**Given exercise**:
Pick every line from the data that holds the word "this".

Extracted records:
--------

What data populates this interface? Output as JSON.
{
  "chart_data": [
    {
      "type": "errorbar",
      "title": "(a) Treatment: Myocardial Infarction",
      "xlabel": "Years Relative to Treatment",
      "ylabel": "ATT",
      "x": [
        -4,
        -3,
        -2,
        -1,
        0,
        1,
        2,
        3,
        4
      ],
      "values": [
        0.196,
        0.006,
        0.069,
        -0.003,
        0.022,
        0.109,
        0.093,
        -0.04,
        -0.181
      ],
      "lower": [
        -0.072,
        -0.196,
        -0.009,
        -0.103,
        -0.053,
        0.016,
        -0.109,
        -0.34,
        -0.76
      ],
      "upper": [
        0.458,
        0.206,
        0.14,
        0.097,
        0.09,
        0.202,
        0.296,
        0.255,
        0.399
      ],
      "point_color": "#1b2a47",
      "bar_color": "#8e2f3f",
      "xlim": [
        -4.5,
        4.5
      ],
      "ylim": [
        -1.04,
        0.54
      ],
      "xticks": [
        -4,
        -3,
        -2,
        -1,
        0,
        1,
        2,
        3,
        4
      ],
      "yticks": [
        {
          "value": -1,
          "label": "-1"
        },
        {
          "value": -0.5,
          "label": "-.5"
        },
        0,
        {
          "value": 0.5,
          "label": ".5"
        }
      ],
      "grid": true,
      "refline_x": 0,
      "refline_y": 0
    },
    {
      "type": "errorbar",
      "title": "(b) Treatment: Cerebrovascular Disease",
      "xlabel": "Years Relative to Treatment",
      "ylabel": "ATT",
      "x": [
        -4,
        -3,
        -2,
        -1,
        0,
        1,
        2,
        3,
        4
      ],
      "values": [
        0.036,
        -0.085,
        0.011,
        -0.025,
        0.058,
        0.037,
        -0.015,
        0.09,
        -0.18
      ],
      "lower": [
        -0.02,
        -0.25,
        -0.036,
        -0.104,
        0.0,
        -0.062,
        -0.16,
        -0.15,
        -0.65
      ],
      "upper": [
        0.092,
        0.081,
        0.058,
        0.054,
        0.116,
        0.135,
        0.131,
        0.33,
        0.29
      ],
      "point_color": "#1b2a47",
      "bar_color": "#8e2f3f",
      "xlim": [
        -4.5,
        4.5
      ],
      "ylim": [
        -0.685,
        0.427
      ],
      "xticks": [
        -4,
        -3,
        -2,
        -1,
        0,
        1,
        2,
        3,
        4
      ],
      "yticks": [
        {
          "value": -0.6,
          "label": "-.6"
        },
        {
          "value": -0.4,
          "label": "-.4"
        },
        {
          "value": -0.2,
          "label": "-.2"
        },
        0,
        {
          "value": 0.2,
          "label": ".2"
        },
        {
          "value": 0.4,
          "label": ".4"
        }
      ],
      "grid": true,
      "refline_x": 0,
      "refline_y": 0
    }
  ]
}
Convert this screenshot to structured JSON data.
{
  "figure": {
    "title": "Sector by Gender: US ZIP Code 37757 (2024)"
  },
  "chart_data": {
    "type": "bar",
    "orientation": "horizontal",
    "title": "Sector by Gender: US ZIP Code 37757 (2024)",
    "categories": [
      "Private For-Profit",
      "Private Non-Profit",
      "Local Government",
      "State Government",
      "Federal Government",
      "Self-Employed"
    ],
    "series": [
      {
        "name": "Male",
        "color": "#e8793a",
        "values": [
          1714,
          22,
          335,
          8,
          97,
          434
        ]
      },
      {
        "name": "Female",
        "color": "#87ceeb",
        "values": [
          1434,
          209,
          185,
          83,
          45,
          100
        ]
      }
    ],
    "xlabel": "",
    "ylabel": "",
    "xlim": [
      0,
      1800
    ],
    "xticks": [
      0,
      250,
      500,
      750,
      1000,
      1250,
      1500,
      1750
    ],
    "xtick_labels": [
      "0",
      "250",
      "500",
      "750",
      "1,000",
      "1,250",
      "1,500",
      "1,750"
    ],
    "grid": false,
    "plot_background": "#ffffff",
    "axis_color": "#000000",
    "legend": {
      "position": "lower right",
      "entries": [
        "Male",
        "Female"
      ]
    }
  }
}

--------

**Answer to the problem**:
What data populates this interface? Output as JSON.
Convert this screenshot to structured JSON data.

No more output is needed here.